Required task
Rewrite the lines below, substituting "figure" for "screenshot" and leaving everything else untouched.
— start of Data for this exercise —
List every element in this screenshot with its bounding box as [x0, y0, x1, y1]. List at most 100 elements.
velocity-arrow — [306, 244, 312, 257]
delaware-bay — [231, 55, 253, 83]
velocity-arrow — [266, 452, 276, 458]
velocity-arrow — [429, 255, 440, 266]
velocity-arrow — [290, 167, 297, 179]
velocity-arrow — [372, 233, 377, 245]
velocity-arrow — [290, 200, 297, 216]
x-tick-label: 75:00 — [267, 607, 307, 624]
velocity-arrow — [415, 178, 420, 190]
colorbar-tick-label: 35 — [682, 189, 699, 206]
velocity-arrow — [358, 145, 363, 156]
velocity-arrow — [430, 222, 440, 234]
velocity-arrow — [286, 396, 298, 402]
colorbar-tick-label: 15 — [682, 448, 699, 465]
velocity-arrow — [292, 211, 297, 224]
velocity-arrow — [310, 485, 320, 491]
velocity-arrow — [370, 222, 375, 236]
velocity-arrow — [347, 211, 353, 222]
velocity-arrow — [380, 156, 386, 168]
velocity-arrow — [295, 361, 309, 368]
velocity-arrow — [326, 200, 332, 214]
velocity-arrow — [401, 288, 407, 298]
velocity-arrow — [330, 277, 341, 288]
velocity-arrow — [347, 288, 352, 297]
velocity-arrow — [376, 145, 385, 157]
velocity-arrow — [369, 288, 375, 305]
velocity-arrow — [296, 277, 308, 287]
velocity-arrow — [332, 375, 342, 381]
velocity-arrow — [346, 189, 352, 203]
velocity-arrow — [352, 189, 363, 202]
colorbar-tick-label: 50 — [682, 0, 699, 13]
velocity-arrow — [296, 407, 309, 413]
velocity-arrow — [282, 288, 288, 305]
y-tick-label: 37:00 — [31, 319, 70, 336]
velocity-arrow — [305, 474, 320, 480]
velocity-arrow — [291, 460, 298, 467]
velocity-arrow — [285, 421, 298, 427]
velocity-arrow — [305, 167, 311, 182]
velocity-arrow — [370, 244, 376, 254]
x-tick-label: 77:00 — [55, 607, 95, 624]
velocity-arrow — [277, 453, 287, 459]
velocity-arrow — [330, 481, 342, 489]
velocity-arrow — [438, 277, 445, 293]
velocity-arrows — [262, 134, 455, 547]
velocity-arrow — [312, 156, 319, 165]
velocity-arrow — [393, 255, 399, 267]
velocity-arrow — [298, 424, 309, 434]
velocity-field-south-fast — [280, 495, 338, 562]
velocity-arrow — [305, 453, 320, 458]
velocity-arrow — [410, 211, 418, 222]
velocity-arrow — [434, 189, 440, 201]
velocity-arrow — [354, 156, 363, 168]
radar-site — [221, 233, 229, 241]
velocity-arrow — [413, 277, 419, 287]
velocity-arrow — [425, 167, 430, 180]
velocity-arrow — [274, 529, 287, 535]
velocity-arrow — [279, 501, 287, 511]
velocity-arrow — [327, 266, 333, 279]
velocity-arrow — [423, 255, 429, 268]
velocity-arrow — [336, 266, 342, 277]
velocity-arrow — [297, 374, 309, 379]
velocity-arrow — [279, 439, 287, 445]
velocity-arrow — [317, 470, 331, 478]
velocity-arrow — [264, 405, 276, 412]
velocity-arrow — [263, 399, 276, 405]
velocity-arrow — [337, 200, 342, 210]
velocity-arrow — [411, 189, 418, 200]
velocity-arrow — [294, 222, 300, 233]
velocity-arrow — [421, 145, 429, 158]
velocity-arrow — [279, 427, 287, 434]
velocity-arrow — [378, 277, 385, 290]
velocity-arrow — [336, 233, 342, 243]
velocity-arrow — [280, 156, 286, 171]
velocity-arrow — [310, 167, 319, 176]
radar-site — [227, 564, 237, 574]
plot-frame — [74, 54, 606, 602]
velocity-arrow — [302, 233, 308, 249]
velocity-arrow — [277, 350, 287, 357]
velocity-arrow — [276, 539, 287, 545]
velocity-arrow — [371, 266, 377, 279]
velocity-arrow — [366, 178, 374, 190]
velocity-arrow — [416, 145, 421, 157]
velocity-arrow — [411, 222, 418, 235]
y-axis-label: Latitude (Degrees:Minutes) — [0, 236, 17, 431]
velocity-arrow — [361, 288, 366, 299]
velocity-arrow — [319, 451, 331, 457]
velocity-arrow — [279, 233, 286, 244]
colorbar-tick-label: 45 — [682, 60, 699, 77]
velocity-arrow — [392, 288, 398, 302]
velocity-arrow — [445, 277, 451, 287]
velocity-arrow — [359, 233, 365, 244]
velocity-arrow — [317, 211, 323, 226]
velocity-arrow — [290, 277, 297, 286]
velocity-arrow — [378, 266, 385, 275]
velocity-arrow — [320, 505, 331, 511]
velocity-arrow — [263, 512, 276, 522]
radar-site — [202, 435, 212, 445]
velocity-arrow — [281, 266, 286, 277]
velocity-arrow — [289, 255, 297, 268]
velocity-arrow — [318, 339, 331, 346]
— end of Data for this exercise —
Answer to this exercise
List every element in this figure with its bounding box as [x0, y0, x1, y1]. List at most 100 elements.
velocity-arrow — [306, 244, 312, 257]
delaware-bay — [231, 55, 253, 83]
velocity-arrow — [266, 452, 276, 458]
velocity-arrow — [429, 255, 440, 266]
velocity-arrow — [290, 167, 297, 179]
velocity-arrow — [372, 233, 377, 245]
velocity-arrow — [290, 200, 297, 216]
x-tick-label: 75:00 — [267, 607, 307, 624]
velocity-arrow — [415, 178, 420, 190]
colorbar-tick-label: 35 — [682, 189, 699, 206]
velocity-arrow — [358, 145, 363, 156]
velocity-arrow — [430, 222, 440, 234]
velocity-arrow — [286, 396, 298, 402]
colorbar-tick-label: 15 — [682, 448, 699, 465]
velocity-arrow — [292, 211, 297, 224]
velocity-arrow — [310, 485, 320, 491]
velocity-arrow — [370, 222, 375, 236]
velocity-arrow — [347, 211, 353, 222]
velocity-arrow — [380, 156, 386, 168]
velocity-arrow — [295, 361, 309, 368]
velocity-arrow — [326, 200, 332, 214]
velocity-arrow — [401, 288, 407, 298]
velocity-arrow — [330, 277, 341, 288]
velocity-arrow — [347, 288, 352, 297]
velocity-arrow — [376, 145, 385, 157]
velocity-arrow — [369, 288, 375, 305]
velocity-arrow — [296, 277, 308, 287]
velocity-arrow — [332, 375, 342, 381]
velocity-arrow — [346, 189, 352, 203]
velocity-arrow — [352, 189, 363, 202]
colorbar-tick-label: 50 — [682, 0, 699, 13]
velocity-arrow — [296, 407, 309, 413]
velocity-arrow — [282, 288, 288, 305]
y-tick-label: 37:00 — [31, 319, 70, 336]
velocity-arrow — [305, 474, 320, 480]
velocity-arrow — [291, 460, 298, 467]
velocity-arrow — [285, 421, 298, 427]
velocity-arrow — [305, 167, 311, 182]
velocity-arrow — [370, 244, 376, 254]
x-tick-label: 77:00 — [55, 607, 95, 624]
velocity-arrow — [277, 453, 287, 459]
velocity-arrow — [330, 481, 342, 489]
velocity-arrow — [438, 277, 445, 293]
velocity-arrows — [262, 134, 455, 547]
velocity-arrow — [312, 156, 319, 165]
velocity-arrow — [393, 255, 399, 267]
velocity-arrow — [298, 424, 309, 434]
velocity-field-south-fast — [280, 495, 338, 562]
velocity-arrow — [305, 453, 320, 458]
velocity-arrow — [410, 211, 418, 222]
velocity-arrow — [434, 189, 440, 201]
velocity-arrow — [354, 156, 363, 168]
radar-site — [221, 233, 229, 241]
velocity-arrow — [413, 277, 419, 287]
velocity-arrow — [425, 167, 430, 180]
velocity-arrow — [274, 529, 287, 535]
velocity-arrow — [279, 501, 287, 511]
velocity-arrow — [327, 266, 333, 279]
velocity-arrow — [423, 255, 429, 268]
velocity-arrow — [336, 266, 342, 277]
velocity-arrow — [297, 374, 309, 379]
velocity-arrow — [279, 439, 287, 445]
velocity-arrow — [317, 470, 331, 478]
velocity-arrow — [264, 405, 276, 412]
velocity-arrow — [263, 399, 276, 405]
velocity-arrow — [337, 200, 342, 210]
velocity-arrow — [411, 189, 418, 200]
velocity-arrow — [294, 222, 300, 233]
velocity-arrow — [421, 145, 429, 158]
velocity-arrow — [279, 427, 287, 434]
velocity-arrow — [378, 277, 385, 290]
velocity-arrow — [336, 233, 342, 243]
velocity-arrow — [280, 156, 286, 171]
velocity-arrow — [310, 167, 319, 176]
radar-site — [227, 564, 237, 574]
plot-frame — [74, 54, 606, 602]
velocity-arrow — [302, 233, 308, 249]
velocity-arrow — [277, 350, 287, 357]
velocity-arrow — [276, 539, 287, 545]
velocity-arrow — [371, 266, 377, 279]
velocity-arrow — [366, 178, 374, 190]
velocity-arrow — [416, 145, 421, 157]
velocity-arrow — [411, 222, 418, 235]
y-axis-label: Latitude (Degrees:Minutes) — [0, 236, 17, 431]
velocity-arrow — [361, 288, 366, 299]
velocity-arrow — [319, 451, 331, 457]
velocity-arrow — [279, 233, 286, 244]
colorbar-tick-label: 45 — [682, 60, 699, 77]
velocity-arrow — [392, 288, 398, 302]
velocity-arrow — [445, 277, 451, 287]
velocity-arrow — [359, 233, 365, 244]
velocity-arrow — [317, 211, 323, 226]
velocity-arrow — [290, 277, 297, 286]
velocity-arrow — [378, 266, 385, 275]
velocity-arrow — [320, 505, 331, 511]
velocity-arrow — [263, 512, 276, 522]
radar-site — [202, 435, 212, 445]
velocity-arrow — [281, 266, 286, 277]
velocity-arrow — [289, 255, 297, 268]
velocity-arrow — [318, 339, 331, 346]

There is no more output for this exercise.